EXERCISE INSTRUCTIONS ▸
Extract each line holding the word "immunized" from the entries.

::: DATASET RECORDS

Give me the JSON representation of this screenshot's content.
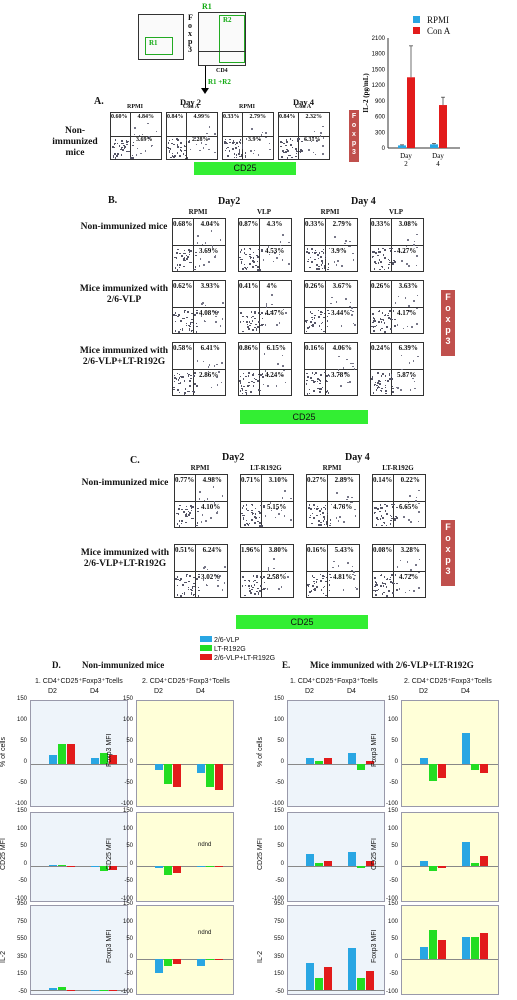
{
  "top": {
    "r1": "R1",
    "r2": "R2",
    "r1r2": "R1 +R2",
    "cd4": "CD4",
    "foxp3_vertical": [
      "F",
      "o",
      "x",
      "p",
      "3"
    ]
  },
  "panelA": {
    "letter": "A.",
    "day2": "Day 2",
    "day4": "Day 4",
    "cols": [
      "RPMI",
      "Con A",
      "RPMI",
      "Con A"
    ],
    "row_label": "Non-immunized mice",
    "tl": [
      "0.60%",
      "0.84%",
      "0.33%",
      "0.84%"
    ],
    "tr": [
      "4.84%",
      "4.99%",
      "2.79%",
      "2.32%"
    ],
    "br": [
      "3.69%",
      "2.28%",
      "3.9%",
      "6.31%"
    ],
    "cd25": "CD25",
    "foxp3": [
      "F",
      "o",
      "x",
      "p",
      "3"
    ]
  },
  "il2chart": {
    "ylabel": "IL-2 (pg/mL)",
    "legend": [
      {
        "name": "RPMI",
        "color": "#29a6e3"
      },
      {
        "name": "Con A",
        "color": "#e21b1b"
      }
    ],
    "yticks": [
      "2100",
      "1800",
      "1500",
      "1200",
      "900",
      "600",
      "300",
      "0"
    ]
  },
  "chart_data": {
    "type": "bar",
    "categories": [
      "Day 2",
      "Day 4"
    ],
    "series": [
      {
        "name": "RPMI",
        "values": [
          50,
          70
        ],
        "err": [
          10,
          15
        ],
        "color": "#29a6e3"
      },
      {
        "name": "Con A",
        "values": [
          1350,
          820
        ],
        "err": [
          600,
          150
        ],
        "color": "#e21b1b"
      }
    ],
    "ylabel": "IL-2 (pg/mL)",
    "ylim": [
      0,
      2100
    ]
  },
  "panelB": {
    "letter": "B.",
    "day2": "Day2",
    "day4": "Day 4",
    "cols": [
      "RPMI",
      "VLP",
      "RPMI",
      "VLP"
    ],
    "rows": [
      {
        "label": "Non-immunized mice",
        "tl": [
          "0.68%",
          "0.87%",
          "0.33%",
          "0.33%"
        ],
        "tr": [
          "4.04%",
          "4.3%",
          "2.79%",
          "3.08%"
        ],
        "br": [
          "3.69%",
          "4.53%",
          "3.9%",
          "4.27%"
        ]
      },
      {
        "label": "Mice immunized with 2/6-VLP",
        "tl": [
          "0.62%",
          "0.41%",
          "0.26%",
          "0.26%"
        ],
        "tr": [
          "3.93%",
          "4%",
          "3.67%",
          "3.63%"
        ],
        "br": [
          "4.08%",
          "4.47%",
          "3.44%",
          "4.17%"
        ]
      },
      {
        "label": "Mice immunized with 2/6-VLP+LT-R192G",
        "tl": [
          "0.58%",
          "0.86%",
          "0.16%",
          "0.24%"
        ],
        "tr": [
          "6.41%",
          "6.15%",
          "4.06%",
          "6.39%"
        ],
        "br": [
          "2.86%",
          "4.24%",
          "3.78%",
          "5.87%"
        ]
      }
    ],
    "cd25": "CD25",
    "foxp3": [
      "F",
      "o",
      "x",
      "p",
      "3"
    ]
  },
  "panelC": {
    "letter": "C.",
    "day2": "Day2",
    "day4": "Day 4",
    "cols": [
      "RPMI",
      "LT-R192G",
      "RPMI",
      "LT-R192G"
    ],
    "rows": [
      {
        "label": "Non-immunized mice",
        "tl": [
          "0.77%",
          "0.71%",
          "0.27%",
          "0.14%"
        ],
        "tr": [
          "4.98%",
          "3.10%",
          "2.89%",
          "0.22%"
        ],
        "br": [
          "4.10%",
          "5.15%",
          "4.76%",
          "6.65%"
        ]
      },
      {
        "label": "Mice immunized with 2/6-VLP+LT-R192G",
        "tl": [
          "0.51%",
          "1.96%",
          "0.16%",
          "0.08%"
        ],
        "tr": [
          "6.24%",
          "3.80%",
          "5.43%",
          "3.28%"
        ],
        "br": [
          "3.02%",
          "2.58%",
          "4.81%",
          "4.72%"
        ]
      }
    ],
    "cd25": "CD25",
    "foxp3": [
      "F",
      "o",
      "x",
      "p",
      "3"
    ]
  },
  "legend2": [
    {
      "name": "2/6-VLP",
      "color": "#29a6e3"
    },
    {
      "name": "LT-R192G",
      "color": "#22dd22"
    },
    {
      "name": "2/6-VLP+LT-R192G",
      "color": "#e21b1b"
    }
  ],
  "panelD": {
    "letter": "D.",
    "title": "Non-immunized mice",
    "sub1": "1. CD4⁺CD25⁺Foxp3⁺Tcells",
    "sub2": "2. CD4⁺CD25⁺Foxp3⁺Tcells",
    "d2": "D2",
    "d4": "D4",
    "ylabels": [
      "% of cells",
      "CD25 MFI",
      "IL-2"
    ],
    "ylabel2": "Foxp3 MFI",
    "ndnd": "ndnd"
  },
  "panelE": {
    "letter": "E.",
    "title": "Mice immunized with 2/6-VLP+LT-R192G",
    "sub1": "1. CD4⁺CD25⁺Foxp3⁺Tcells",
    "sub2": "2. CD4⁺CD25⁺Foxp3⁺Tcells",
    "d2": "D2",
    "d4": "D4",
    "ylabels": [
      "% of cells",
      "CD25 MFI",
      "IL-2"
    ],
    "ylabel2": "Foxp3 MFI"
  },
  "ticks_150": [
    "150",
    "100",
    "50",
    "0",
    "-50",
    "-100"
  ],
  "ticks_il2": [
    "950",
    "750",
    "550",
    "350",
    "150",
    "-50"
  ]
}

::::::
::: DATASET RECORDS

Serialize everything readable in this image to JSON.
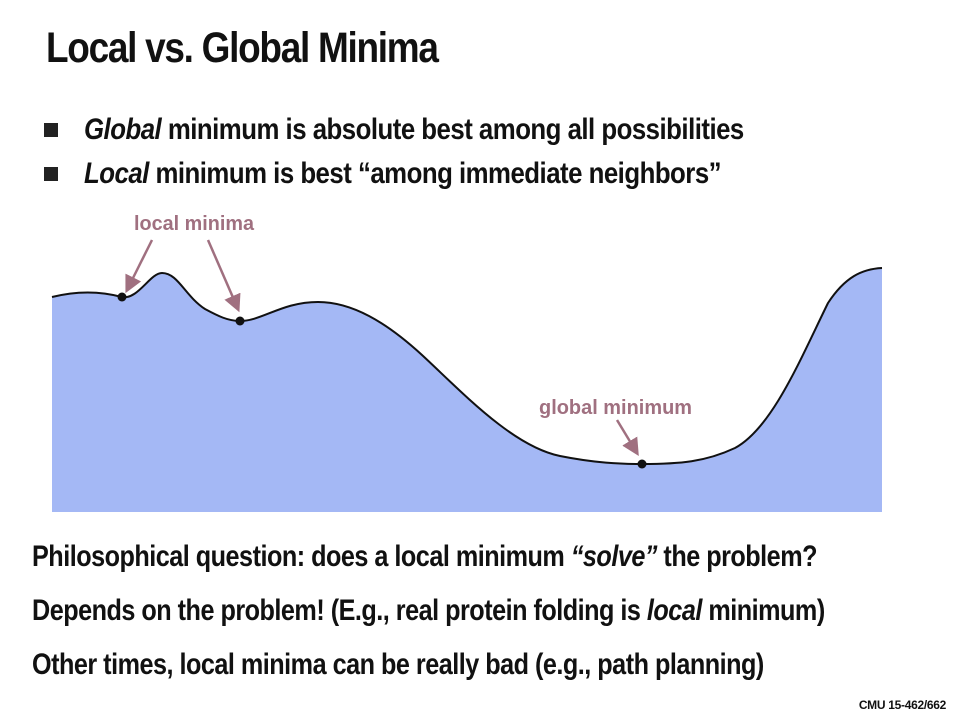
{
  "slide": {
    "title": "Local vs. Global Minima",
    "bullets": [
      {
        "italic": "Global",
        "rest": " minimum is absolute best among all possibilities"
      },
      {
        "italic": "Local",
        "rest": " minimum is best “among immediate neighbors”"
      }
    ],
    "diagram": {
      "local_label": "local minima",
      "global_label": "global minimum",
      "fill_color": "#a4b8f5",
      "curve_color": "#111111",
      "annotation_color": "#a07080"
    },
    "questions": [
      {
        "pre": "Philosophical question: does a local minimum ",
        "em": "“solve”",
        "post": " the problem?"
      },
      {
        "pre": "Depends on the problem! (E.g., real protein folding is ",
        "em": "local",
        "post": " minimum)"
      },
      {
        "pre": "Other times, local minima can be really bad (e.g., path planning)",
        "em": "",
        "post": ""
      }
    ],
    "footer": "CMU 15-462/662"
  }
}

::::::

TASK RESPONSE ▸
    "row_label": "Non-immunized mice",
        "label": "Non-immunized mice",
        "label": "Mice immunized with 2/6-VLP",
        "label": "Mice immunized with 2/6-VLP+LT-R192G",
        "label": "Non-immunized mice",
        "label": "Mice immunized with 2/6-VLP+LT-R192G",
    "title": "Non-immunized mice",
    "title": "Mice immunized with 2/6-VLP+LT-R192G",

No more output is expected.